(Figure record listings)
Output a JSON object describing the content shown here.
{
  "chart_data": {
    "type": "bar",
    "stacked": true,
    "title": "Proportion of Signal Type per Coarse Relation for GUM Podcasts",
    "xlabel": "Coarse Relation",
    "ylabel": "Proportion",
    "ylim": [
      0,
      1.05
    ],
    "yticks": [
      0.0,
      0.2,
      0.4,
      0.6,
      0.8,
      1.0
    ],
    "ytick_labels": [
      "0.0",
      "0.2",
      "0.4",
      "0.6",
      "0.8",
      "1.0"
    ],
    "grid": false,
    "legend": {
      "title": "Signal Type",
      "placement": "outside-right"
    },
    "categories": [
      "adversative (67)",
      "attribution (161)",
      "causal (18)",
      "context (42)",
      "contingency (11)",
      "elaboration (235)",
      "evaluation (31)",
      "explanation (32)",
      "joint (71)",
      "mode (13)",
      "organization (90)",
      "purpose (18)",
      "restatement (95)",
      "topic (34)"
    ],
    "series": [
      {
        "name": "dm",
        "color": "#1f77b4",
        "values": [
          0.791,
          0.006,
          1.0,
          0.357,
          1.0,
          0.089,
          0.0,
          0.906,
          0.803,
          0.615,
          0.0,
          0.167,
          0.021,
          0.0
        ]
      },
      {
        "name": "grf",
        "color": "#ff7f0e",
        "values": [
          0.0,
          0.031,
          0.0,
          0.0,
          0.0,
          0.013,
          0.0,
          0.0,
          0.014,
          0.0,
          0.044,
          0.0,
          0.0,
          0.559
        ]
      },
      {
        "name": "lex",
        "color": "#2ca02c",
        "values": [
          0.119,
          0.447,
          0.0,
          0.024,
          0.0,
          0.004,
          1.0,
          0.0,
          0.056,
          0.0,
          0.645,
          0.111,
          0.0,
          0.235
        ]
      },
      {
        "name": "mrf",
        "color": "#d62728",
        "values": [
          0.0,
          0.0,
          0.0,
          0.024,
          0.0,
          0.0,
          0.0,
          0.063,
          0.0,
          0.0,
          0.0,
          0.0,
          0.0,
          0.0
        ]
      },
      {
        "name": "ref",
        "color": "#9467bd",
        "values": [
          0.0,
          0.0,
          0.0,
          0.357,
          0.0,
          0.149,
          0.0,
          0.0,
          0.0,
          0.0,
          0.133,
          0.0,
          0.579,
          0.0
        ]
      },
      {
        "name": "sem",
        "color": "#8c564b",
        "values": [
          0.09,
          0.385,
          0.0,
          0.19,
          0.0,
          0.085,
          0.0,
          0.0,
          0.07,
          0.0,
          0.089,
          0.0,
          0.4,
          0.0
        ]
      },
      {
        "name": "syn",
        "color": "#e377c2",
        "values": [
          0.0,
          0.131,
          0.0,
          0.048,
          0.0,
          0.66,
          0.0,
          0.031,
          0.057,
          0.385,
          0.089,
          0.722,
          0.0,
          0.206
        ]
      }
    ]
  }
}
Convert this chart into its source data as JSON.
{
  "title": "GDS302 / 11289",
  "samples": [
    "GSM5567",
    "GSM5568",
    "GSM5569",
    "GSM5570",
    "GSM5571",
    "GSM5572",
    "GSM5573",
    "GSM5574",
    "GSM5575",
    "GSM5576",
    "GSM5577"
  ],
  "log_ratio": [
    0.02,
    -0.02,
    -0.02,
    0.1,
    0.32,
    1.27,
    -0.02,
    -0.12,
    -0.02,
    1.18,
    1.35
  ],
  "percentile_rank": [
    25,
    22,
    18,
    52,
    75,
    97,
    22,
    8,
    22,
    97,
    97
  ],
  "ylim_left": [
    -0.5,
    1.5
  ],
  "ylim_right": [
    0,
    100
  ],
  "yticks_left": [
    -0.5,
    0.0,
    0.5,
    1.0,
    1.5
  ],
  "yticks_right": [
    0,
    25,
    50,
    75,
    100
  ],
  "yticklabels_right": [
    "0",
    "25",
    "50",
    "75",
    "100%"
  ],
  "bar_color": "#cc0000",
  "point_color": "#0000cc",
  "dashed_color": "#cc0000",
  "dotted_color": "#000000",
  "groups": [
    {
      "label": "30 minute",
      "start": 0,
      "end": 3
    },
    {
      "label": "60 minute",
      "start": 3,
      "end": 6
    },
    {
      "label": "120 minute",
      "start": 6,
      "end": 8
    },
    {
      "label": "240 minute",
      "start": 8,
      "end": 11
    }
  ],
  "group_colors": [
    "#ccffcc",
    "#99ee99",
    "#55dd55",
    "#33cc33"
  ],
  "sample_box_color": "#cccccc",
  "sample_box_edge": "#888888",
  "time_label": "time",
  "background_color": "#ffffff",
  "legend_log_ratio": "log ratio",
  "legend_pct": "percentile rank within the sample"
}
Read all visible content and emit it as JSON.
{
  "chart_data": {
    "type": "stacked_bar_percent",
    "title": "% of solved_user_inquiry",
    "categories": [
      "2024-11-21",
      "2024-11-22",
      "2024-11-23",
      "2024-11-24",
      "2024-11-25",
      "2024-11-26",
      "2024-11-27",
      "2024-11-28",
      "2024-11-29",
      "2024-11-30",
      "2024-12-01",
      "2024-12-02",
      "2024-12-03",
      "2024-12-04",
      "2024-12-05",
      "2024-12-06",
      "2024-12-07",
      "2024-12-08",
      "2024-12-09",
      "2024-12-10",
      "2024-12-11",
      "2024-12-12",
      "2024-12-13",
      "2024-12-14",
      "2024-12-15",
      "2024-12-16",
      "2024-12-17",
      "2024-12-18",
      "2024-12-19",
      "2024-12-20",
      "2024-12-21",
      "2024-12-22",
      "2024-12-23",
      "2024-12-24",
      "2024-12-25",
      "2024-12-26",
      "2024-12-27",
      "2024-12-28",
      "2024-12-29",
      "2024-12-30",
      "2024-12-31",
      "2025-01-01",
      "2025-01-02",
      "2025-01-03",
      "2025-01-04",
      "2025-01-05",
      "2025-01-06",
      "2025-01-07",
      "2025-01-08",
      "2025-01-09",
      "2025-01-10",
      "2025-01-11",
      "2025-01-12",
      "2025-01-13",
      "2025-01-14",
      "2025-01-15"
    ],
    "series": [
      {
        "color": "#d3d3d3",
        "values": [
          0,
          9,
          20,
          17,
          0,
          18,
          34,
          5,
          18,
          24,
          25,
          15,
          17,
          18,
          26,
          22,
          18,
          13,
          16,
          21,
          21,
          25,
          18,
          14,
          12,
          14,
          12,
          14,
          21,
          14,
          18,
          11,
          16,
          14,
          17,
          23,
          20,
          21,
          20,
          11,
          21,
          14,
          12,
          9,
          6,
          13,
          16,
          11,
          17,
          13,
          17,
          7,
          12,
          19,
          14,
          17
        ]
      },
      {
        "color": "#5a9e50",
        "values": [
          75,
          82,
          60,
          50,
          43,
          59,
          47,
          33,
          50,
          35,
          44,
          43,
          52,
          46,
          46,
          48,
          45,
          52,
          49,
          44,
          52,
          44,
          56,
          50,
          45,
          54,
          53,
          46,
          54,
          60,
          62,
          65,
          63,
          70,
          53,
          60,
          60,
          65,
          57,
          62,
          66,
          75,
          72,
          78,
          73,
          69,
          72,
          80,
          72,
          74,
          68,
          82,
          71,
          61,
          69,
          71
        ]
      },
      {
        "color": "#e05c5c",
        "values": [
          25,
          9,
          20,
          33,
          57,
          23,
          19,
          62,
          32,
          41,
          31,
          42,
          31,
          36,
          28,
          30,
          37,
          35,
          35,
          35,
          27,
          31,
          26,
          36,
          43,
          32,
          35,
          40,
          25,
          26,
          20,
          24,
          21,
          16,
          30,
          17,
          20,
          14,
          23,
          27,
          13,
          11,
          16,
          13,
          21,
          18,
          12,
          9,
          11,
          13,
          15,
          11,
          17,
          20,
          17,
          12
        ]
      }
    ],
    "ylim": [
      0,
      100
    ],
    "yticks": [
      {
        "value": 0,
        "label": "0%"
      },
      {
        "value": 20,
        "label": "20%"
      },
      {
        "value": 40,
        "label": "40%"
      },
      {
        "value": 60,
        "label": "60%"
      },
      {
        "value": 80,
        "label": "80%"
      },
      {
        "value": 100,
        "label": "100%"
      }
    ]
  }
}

- [Instruction]: Pick out lines containing the word "JSON", each one as written.

- [Solved exercise]:
Output a JSON object describing the content shown here.
Convert this chart into its source data as JSON.
Read all visible content and emit it as JSON.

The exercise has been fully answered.